## EXERCISE DESCRIPTION
Copy out all the records, word for word.

## Recorded data
....
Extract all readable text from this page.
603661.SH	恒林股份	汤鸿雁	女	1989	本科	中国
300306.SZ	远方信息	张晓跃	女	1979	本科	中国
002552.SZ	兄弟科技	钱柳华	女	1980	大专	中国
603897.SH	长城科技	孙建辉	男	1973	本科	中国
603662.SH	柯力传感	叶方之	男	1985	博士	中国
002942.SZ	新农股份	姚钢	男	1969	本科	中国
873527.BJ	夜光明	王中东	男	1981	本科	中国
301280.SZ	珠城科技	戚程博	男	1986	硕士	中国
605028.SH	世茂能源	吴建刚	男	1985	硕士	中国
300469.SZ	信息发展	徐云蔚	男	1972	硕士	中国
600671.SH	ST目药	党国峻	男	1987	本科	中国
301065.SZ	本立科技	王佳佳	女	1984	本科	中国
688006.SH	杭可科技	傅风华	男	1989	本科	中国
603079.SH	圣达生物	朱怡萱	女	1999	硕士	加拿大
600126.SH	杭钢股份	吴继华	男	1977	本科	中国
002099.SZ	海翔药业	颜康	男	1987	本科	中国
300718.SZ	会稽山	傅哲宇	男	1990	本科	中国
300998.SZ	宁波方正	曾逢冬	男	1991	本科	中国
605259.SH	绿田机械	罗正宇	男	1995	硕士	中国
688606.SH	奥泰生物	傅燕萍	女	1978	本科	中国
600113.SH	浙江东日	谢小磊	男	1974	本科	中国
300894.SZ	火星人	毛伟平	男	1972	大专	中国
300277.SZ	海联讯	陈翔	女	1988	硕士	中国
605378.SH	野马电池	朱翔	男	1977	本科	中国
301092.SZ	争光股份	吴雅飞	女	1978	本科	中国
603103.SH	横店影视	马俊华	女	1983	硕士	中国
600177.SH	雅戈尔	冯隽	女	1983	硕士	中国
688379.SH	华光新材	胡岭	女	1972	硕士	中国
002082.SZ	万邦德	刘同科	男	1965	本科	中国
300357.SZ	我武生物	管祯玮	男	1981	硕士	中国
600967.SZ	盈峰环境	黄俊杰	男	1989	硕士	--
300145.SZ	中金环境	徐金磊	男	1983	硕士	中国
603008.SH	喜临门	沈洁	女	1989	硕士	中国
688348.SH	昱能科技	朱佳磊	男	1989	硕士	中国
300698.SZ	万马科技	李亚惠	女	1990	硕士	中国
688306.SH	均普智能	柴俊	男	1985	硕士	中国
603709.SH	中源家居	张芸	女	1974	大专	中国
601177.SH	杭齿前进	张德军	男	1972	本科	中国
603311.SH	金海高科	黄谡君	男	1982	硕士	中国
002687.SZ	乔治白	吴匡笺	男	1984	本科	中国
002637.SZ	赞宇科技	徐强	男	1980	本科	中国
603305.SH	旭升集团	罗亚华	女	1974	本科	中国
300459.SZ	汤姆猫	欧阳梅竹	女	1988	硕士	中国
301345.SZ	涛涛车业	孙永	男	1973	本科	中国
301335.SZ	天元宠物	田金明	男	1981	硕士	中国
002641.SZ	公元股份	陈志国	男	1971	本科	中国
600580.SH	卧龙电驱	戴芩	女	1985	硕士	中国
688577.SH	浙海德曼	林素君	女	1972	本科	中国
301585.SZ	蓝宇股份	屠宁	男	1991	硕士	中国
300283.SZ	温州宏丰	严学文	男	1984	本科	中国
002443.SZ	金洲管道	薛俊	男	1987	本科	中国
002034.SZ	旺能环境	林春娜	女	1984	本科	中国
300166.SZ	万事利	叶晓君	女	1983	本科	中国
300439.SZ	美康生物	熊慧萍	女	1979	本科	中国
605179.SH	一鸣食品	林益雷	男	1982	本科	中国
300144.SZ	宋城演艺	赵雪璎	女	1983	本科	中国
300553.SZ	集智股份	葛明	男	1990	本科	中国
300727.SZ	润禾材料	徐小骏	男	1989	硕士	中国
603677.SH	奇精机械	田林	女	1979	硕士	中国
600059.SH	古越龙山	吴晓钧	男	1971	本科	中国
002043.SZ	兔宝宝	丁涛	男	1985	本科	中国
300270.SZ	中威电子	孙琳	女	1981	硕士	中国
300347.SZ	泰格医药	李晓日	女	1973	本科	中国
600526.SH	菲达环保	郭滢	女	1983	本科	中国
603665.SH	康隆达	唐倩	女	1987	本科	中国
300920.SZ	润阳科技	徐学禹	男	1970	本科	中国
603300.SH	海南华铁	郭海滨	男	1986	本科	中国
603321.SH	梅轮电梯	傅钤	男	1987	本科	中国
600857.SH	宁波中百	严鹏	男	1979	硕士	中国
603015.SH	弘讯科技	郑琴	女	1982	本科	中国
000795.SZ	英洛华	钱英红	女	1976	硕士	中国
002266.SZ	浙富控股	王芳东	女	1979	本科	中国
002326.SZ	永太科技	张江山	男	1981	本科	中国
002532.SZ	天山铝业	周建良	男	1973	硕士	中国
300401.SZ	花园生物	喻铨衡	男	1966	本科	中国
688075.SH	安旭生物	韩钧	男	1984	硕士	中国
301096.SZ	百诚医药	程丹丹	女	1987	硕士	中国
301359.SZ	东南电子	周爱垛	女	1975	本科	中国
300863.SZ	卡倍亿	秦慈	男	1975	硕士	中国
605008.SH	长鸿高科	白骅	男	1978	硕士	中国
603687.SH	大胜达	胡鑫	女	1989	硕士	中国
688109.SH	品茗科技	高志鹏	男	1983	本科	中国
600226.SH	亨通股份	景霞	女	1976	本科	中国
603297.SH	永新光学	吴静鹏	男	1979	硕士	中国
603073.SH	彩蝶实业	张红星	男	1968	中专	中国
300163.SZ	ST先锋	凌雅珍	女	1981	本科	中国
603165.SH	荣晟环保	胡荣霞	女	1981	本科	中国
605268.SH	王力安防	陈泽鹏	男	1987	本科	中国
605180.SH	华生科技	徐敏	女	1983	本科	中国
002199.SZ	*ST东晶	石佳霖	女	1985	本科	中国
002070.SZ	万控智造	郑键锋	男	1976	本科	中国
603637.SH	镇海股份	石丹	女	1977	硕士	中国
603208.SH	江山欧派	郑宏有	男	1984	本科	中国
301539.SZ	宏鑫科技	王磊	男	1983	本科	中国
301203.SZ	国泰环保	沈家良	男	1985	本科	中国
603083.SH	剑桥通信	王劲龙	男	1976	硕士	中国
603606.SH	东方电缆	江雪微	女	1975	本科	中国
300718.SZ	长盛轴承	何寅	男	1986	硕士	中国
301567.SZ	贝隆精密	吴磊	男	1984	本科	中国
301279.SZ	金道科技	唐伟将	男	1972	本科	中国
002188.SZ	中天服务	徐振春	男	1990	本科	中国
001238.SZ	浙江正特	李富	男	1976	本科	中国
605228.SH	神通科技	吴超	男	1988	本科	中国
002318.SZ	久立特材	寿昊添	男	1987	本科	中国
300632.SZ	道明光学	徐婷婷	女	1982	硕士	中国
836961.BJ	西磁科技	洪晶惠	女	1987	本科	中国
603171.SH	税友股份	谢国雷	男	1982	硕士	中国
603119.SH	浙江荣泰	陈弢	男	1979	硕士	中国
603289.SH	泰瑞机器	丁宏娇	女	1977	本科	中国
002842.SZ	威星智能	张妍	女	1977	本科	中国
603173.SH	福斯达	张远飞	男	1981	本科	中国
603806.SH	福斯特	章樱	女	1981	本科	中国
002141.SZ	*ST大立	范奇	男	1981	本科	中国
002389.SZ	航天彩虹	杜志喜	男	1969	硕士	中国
....
## FINAL ANSWER
Extract all readable text from this page.
603661.SH	恒林股份	汤鸿雁	女	1989	本科	中国
300306.SZ	远方信息	张晓跃	女	1979	本科	中国
002552.SZ	兄弟科技	钱柳华	女	1980	大专	中国
603897.SH	长城科技	孙建辉	男	1973	本科	中国
603662.SH	柯力传感	叶方之	男	1985	博士	中国
002942.SZ	新农股份	姚钢	男	1969	本科	中国
873527.BJ	夜光明	王中东	男	1981	本科	中国
301280.SZ	珠城科技	戚程博	男	1986	硕士	中国
605028.SH	世茂能源	吴建刚	男	1985	硕士	中国
300469.SZ	信息发展	徐云蔚	男	1972	硕士	中国
600671.SH	ST目药	党国峻	男	1987	本科	中国
301065.SZ	本立科技	王佳佳	女	1984	本科	中国
688006.SH	杭可科技	傅风华	男	1989	本科	中国
603079.SH	圣达生物	朱怡萱	女	1999	硕士	加拿大
600126.SH	杭钢股份	吴继华	男	1977	本科	中国
002099.SZ	海翔药业	颜康	男	1987	本科	中国
300718.SZ	会稽山	傅哲宇	男	1990	本科	中国
300998.SZ	宁波方正	曾逢冬	男	1991	本科	中国
605259.SH	绿田机械	罗正宇	男	1995	硕士	中国
688606.SH	奥泰生物	傅燕萍	女	1978	本科	中国
600113.SH	浙江东日	谢小磊	男	1974	本科	中国
300894.SZ	火星人	毛伟平	男	1972	大专	中国
300277.SZ	海联讯	陈翔	女	1988	硕士	中国
605378.SH	野马电池	朱翔	男	1977	本科	中国
301092.SZ	争光股份	吴雅飞	女	1978	本科	中国
603103.SH	横店影视	马俊华	女	1983	硕士	中国
600177.SH	雅戈尔	冯隽	女	1983	硕士	中国
688379.SH	华光新材	胡岭	女	1972	硕士	中国
002082.SZ	万邦德	刘同科	男	1965	本科	中国
300357.SZ	我武生物	管祯玮	男	1981	硕士	中国
600967.SZ	盈峰环境	黄俊杰	男	1989	硕士	--
300145.SZ	中金环境	徐金磊	男	1983	硕士	中国
603008.SH	喜临门	沈洁	女	1989	硕士	中国
688348.SH	昱能科技	朱佳磊	男	1989	硕士	中国
300698.SZ	万马科技	李亚惠	女	1990	硕士	中国
688306.SH	均普智能	柴俊	男	1985	硕士	中国
603709.SH	中源家居	张芸	女	1974	大专	中国
601177.SH	杭齿前进	张德军	男	1972	本科	中国
603311.SH	金海高科	黄谡君	男	1982	硕士	中国
002687.SZ	乔治白	吴匡笺	男	1984	本科	中国
002637.SZ	赞宇科技	徐强	男	1980	本科	中国
603305.SH	旭升集团	罗亚华	女	1974	本科	中国
300459.SZ	汤姆猫	欧阳梅竹	女	1988	硕士	中国
301345.SZ	涛涛车业	孙永	男	1973	本科	中国
301335.SZ	天元宠物	田金明	男	1981	硕士	中国
002641.SZ	公元股份	陈志国	男	1971	本科	中国
600580.SH	卧龙电驱	戴芩	女	1985	硕士	中国
688577.SH	浙海德曼	林素君	女	1972	本科	中国
301585.SZ	蓝宇股份	屠宁	男	1991	硕士	中国
300283.SZ	温州宏丰	严学文	男	1984	本科	中国
002443.SZ	金洲管道	薛俊	男	1987	本科	中国
002034.SZ	旺能环境	林春娜	女	1984	本科	中国
300166.SZ	万事利	叶晓君	女	1983	本科	中国
300439.SZ	美康生物	熊慧萍	女	1979	本科	中国
605179.SH	一鸣食品	林益雷	男	1982	本科	中国
300144.SZ	宋城演艺	赵雪璎	女	1983	本科	中国
300553.SZ	集智股份	葛明	男	1990	本科	中国
300727.SZ	润禾材料	徐小骏	男	1989	硕士	中国
603677.SH	奇精机械	田林	女	1979	硕士	中国
600059.SH	古越龙山	吴晓钧	男	1971	本科	中国
002043.SZ	兔宝宝	丁涛	男	1985	本科	中国
300270.SZ	中威电子	孙琳	女	1981	硕士	中国
300347.SZ	泰格医药	李晓日	女	1973	本科	中国
600526.SH	菲达环保	郭滢	女	1983	本科	中国
603665.SH	康隆达	唐倩	女	1987	本科	中国
300920.SZ	润阳科技	徐学禹	男	1970	本科	中国
603300.SH	海南华铁	郭海滨	男	1986	本科	中国
603321.SH	梅轮电梯	傅钤	男	1987	本科	中国
600857.SH	宁波中百	严鹏	男	1979	硕士	中国
603015.SH	弘讯科技	郑琴	女	1982	本科	中国
000795.SZ	英洛华	钱英红	女	1976	硕士	中国
002266.SZ	浙富控股	王芳东	女	1979	本科	中国
002326.SZ	永太科技	张江山	男	1981	本科	中国
002532.SZ	天山铝业	周建良	男	1973	硕士	中国
300401.SZ	花园生物	喻铨衡	男	1966	本科	中国
688075.SH	安旭生物	韩钧	男	1984	硕士	中国
301096.SZ	百诚医药	程丹丹	女	1987	硕士	中国
301359.SZ	东南电子	周爱垛	女	1975	本科	中国
300863.SZ	卡倍亿	秦慈	男	1975	硕士	中国
605008.SH	长鸿高科	白骅	男	1978	硕士	中国
603687.SH	大胜达	胡鑫	女	1989	硕士	中国
688109.SH	品茗科技	高志鹏	男	1983	本科	中国
600226.SH	亨通股份	景霞	女	1976	本科	中国
603297.SH	永新光学	吴静鹏	男	1979	硕士	中国
603073.SH	彩蝶实业	张红星	男	1968	中专	中国
300163.SZ	ST先锋	凌雅珍	女	1981	本科	中国
603165.SH	荣晟环保	胡荣霞	女	1981	本科	中国
605268.SH	王力安防	陈泽鹏	男	1987	本科	中国
605180.SH	华生科技	徐敏	女	1983	本科	中国
002199.SZ	*ST东晶	石佳霖	女	1985	本科	中国
002070.SZ	万控智造	郑键锋	男	1976	本科	中国
603637.SH	镇海股份	石丹	女	1977	硕士	中国
603208.SH	江山欧派	郑宏有	男	1984	本科	中国
301539.SZ	宏鑫科技	王磊	男	1983	本科	中国
301203.SZ	国泰环保	沈家良	男	1985	本科	中国
603083.SH	剑桥通信	王劲龙	男	1976	硕士	中国
603606.SH	东方电缆	江雪微	女	1975	本科	中国
300718.SZ	长盛轴承	何寅	男	1986	硕士	中国
301567.SZ	贝隆精密	吴磊	男	1984	本科	中国
301279.SZ	金道科技	唐伟将	男	1972	本科	中国
002188.SZ	中天服务	徐振春	男	1990	本科	中国
001238.SZ	浙江正特	李富	男	1976	本科	中国
605228.SH	神通科技	吴超	男	1988	本科	中国
002318.SZ	久立特材	寿昊添	男	1987	本科	中国
300632.SZ	道明光学	徐婷婷	女	1982	硕士	中国
836961.BJ	西磁科技	洪晶惠	女	1987	本科	中国
603171.SH	税友股份	谢国雷	男	1982	硕士	中国
603119.SH	浙江荣泰	陈弢	男	1979	硕士	中国
603289.SH	泰瑞机器	丁宏娇	女	1977	本科	中国
002842.SZ	威星智能	张妍	女	1977	本科	中国
603173.SH	福斯达	张远飞	男	1981	本科	中国
603806.SH	福斯特	章樱	女	1981	本科	中国
002141.SZ	*ST大立	范奇	男	1981	本科	中国
002389.SZ	航天彩虹	杜志喜	男	1969	硕士	中国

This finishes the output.